Data for processing >>
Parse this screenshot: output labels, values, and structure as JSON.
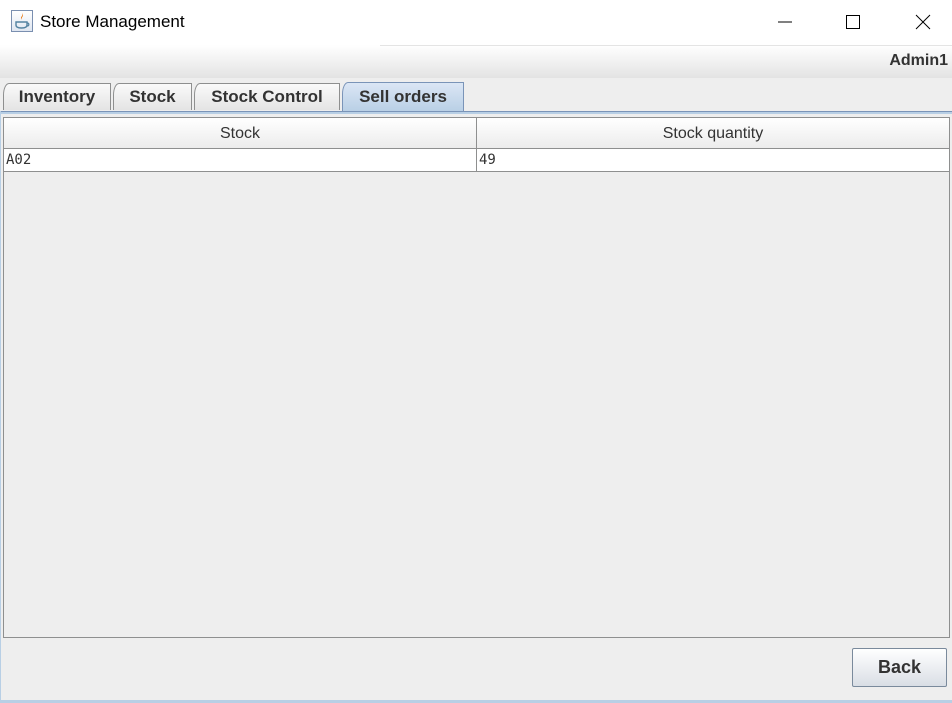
{
  "window": {
    "title": "Store Management",
    "controls": {
      "minimize": "minimize-icon",
      "maximize": "maximize-icon",
      "close": "close-icon"
    }
  },
  "header": {
    "user": "Admin1"
  },
  "tabs": [
    {
      "label": "Inventory",
      "active": false
    },
    {
      "label": "Stock",
      "active": false
    },
    {
      "label": "Stock Control",
      "active": false
    },
    {
      "label": "Sell orders",
      "active": true
    }
  ],
  "table": {
    "columns": [
      "Stock",
      "Stock quantity"
    ],
    "rows": [
      [
        "A02",
        "49"
      ]
    ]
  },
  "footer": {
    "back_label": "Back"
  },
  "colors": {
    "active_tab": "#b8cfe5",
    "background": "#eeeeee",
    "border": "#8e8f8f"
  }
}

Work required >> List all lines above in which the string "Stock" appears.

Task response >>
      "label": "Stock",
      "label": "Stock Control",
      "Stock",
      "Stock quantity"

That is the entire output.